• _Data tied to figure images_:

*-*-*

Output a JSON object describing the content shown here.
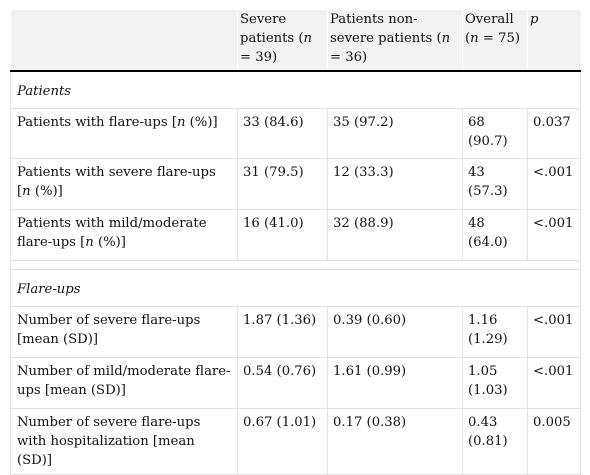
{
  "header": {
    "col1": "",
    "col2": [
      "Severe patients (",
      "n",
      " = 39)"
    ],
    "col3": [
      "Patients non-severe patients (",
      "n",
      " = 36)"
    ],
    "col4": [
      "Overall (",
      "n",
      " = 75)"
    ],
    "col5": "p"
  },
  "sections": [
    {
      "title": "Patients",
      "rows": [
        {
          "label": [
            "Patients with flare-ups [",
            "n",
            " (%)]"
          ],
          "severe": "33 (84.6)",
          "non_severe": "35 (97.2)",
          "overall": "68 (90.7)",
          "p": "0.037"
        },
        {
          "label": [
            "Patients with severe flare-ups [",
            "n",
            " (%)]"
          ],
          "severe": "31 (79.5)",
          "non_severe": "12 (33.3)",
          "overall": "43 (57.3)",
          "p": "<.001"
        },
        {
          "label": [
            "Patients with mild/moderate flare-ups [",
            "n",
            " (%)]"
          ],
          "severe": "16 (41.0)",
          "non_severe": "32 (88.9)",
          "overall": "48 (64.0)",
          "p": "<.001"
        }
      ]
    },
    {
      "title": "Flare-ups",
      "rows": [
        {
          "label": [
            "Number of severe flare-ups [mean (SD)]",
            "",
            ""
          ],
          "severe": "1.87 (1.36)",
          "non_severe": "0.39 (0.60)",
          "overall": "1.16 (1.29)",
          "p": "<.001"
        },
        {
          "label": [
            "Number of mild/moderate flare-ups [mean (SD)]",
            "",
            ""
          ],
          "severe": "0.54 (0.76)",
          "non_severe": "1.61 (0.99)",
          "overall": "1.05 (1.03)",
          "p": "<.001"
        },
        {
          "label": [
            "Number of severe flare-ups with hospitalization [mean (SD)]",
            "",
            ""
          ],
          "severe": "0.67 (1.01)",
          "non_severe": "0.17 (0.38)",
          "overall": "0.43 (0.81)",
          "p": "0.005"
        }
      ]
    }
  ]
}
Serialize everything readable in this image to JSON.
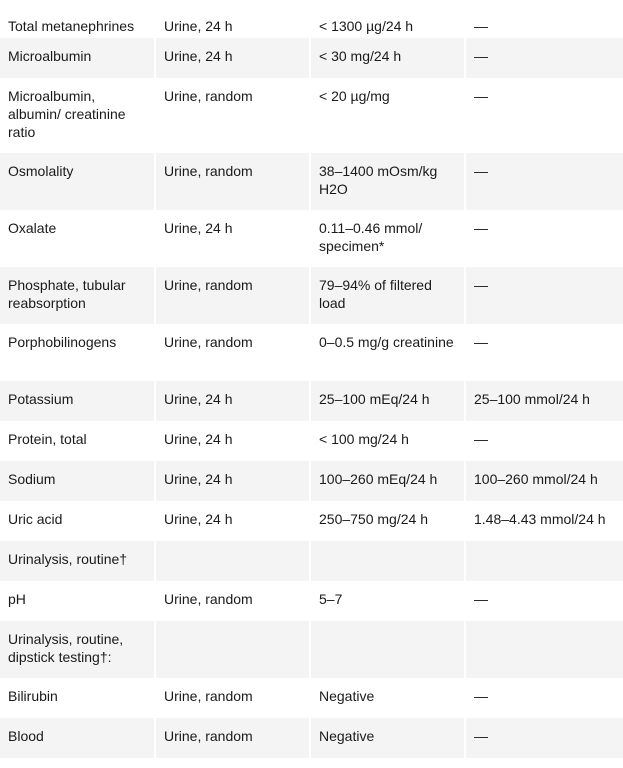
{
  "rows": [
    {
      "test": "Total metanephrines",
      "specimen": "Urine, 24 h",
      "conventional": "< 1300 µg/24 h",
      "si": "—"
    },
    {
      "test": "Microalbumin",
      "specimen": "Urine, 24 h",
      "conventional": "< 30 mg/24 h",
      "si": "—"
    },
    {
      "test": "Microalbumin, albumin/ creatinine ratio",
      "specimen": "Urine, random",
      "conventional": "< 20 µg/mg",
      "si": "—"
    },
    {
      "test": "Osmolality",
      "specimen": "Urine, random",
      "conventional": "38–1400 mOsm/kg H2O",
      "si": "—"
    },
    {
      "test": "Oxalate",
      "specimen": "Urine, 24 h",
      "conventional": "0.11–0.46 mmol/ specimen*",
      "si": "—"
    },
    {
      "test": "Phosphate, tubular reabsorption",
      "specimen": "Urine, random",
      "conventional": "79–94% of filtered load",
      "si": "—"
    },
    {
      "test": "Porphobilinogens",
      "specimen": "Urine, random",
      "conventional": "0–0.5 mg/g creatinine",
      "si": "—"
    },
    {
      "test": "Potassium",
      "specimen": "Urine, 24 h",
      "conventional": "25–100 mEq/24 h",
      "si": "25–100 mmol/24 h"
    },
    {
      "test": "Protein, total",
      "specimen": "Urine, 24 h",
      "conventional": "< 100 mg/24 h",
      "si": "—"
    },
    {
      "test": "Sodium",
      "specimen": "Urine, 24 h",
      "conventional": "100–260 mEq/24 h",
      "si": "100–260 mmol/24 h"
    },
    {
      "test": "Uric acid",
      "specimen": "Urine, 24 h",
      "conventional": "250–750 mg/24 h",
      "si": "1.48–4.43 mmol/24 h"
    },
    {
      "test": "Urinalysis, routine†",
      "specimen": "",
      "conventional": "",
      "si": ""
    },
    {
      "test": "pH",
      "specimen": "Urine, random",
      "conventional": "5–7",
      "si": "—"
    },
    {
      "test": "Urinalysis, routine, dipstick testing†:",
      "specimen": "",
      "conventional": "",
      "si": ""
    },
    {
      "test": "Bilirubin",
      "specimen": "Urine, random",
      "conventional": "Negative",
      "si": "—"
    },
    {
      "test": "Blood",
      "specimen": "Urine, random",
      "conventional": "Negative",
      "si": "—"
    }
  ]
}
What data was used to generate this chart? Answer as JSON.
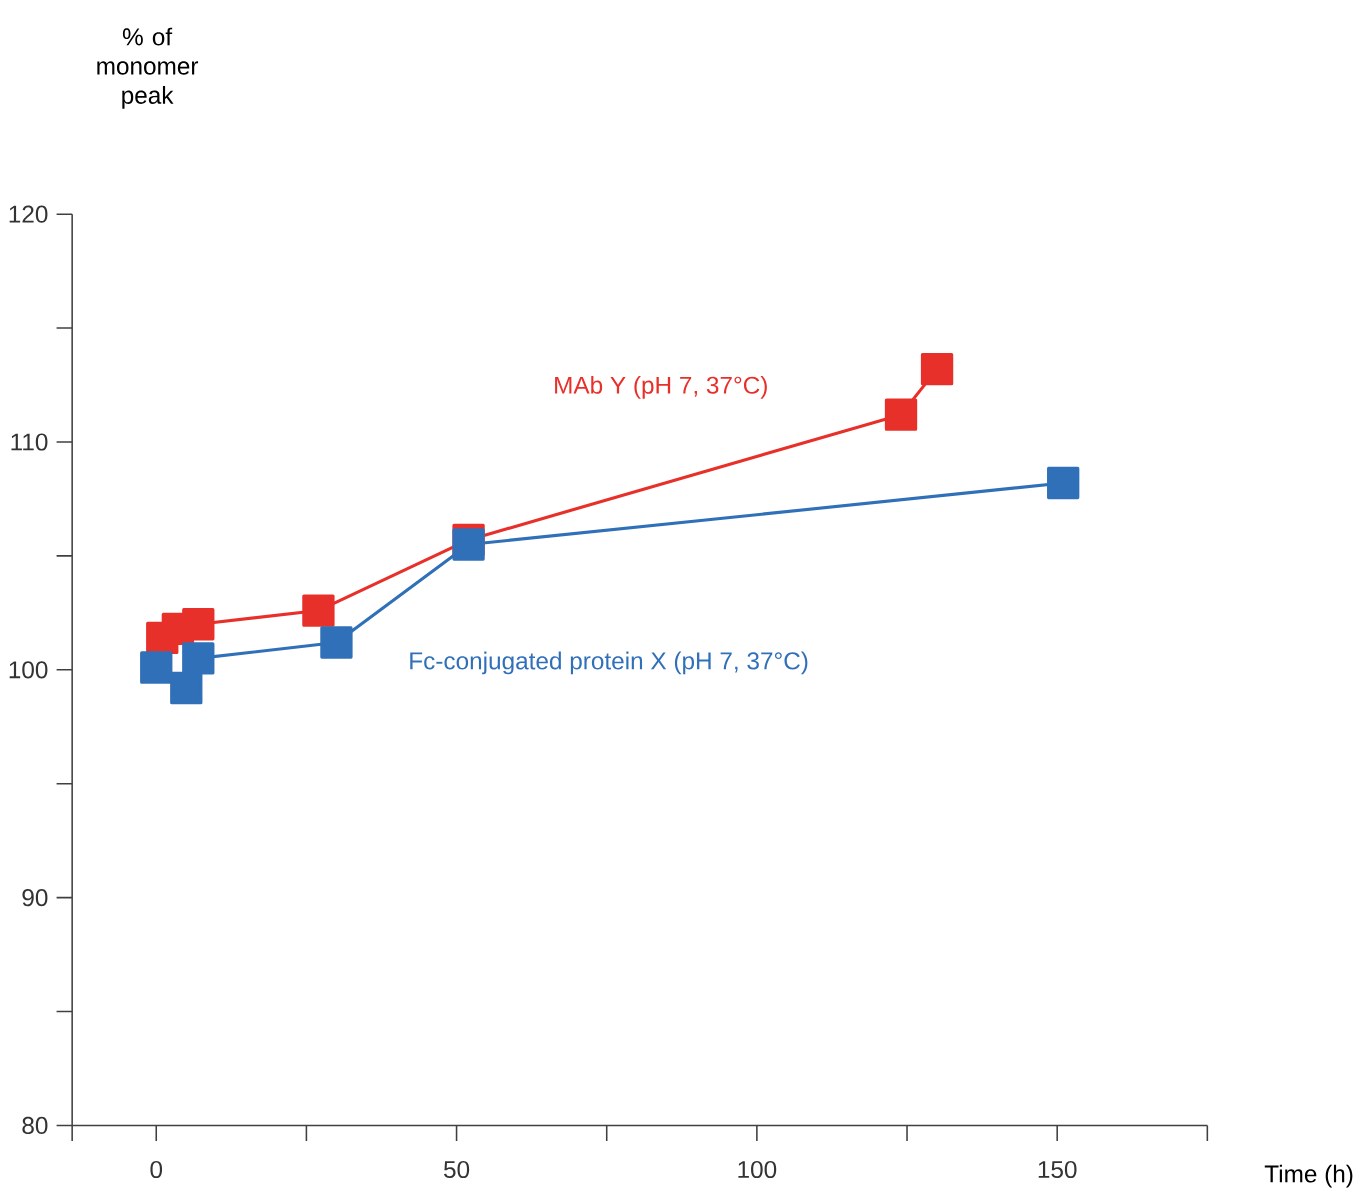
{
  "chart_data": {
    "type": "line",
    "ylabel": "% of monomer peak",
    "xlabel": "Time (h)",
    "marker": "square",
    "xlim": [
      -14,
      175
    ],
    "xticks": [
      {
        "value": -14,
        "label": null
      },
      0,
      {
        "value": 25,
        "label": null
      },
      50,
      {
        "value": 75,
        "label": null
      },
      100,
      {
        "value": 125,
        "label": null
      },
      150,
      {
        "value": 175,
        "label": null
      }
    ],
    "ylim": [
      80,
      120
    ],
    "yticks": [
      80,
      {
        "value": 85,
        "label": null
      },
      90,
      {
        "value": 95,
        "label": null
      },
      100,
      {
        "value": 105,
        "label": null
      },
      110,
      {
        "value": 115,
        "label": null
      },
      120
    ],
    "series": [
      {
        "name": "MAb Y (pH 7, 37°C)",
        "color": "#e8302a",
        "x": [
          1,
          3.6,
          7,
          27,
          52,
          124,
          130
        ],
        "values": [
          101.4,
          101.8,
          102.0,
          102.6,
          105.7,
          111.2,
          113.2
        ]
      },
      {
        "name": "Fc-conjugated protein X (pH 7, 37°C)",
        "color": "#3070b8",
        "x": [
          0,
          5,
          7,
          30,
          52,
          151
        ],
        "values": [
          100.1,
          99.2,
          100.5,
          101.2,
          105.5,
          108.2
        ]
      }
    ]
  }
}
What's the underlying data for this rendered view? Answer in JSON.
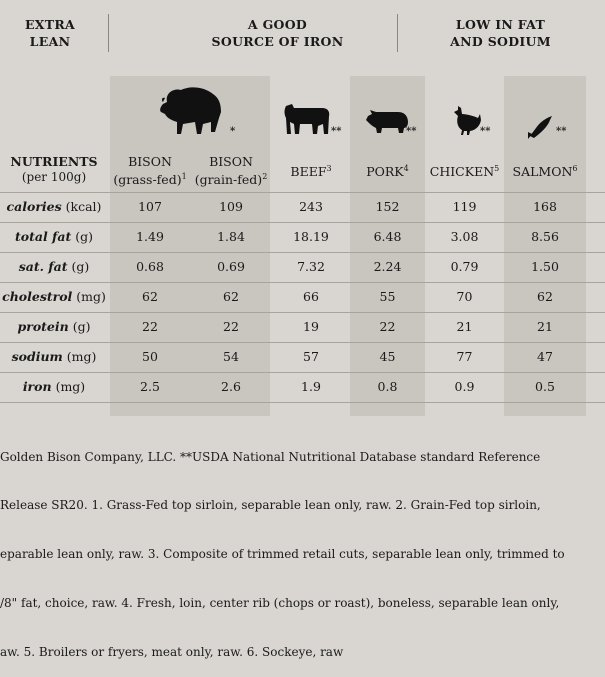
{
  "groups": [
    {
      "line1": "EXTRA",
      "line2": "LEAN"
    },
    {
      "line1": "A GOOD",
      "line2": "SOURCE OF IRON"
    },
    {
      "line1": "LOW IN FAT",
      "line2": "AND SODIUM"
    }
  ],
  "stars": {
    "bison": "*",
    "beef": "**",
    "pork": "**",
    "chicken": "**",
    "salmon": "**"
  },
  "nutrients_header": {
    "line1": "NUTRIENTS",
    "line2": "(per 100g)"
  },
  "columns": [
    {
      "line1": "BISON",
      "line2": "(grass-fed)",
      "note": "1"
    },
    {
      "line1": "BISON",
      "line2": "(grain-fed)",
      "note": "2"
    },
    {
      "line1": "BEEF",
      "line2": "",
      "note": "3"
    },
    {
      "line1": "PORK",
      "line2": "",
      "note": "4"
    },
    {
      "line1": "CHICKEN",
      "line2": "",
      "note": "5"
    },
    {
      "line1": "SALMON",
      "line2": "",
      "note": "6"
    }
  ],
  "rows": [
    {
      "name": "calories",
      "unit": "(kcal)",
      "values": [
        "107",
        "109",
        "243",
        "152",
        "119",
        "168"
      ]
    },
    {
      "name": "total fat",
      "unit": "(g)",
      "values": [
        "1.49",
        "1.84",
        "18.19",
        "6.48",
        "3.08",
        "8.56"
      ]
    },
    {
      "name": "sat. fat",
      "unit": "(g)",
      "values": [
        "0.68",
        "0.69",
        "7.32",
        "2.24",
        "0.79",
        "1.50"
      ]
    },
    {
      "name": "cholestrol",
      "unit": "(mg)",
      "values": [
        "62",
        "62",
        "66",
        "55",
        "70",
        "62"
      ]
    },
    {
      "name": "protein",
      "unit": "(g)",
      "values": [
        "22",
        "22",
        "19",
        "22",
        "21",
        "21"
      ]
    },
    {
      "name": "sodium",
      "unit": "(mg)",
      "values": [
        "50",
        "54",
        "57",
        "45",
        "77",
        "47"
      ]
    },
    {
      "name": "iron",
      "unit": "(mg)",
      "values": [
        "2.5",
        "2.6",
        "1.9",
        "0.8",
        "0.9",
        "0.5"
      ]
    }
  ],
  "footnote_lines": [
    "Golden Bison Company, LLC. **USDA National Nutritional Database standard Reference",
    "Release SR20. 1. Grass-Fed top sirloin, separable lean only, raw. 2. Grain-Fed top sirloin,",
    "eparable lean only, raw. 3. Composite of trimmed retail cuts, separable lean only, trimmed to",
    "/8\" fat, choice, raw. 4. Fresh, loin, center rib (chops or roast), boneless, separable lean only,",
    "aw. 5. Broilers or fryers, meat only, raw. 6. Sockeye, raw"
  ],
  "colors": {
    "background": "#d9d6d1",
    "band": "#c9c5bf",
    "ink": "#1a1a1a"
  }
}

*-*-*

• _TASK TO COMPLETE_: A single number is the whole answer: how many lines in the data above hold the string "mean".

• _COMPLETED TASK_: 3